Spatial annotation lines
......

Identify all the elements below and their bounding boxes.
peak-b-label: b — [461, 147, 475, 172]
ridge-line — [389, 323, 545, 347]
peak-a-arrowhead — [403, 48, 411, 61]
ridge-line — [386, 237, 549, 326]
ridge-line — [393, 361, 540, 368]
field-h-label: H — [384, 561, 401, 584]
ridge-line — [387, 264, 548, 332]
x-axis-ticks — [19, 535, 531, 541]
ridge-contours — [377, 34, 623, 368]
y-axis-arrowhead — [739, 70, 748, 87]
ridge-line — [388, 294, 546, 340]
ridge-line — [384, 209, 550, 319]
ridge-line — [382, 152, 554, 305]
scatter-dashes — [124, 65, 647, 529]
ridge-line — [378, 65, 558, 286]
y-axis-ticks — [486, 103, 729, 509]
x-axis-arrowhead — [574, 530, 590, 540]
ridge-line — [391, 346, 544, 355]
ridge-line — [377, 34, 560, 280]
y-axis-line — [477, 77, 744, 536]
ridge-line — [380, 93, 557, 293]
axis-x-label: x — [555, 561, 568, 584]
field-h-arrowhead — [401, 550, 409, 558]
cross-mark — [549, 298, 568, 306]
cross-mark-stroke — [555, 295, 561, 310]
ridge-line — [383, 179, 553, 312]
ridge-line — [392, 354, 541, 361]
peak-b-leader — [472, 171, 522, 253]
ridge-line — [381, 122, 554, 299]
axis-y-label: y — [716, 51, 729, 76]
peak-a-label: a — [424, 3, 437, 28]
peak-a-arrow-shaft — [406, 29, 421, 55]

......

- YOUR TASK
Turn the lines above, starting at the first one and ending at the line containing "axis-x-label: x — [555, 561, 568, 584]", into a Markdown table with the columns Row and Entry. Skip any blank lines.

- SOLUTION TO THE PROBLEM
| Row | Entry |
|---|---|
| 1 | Identify all the elements below and their bounding boxes. |
| 2 | peak-b-label: b — [461, 147, 475, 172] |
| 3 | ridge-line — [389, 323, 545, 347] |
| 4 | peak-a-arrowhead — [403, 48, 411, 61] |
| 5 | ridge-line — [386, 237, 549, 326] |
| 6 | ridge-line — [393, 361, 540, 368] |
| 7 | field-h-label: H — [384, 561, 401, 584] |
| 8 | ridge-line — [387, 264, 548, 332] |
| 9 | x-axis-ticks — [19, 535, 531, 541] |
| 10 | ridge-contours — [377, 34, 623, 368] |
| 11 | y-axis-arrowhead — [739, 70, 748, 87] |
| 12 | ridge-line — [388, 294, 546, 340] |
| 13 | ridge-line — [384, 209, 550, 319] |
| 14 | ridge-line — [382, 152, 554, 305] |
| 15 | scatter-dashes — [124, 65, 647, 529] |
| 16 | ridge-line — [378, 65, 558, 286] |
| 17 | y-axis-ticks — [486, 103, 729, 509] |
| 18 | x-axis-arrowhead — [574, 530, 590, 540] |
| 19 | ridge-line — [391, 346, 544, 355] |
| 20 | ridge-line — [377, 34, 560, 280] |
| 21 | y-axis-line — [477, 77, 744, 536] |
| 22 | ridge-line — [380, 93, 557, 293] |
| 23 | axis-x-label: x — [555, 561, 568, 584] |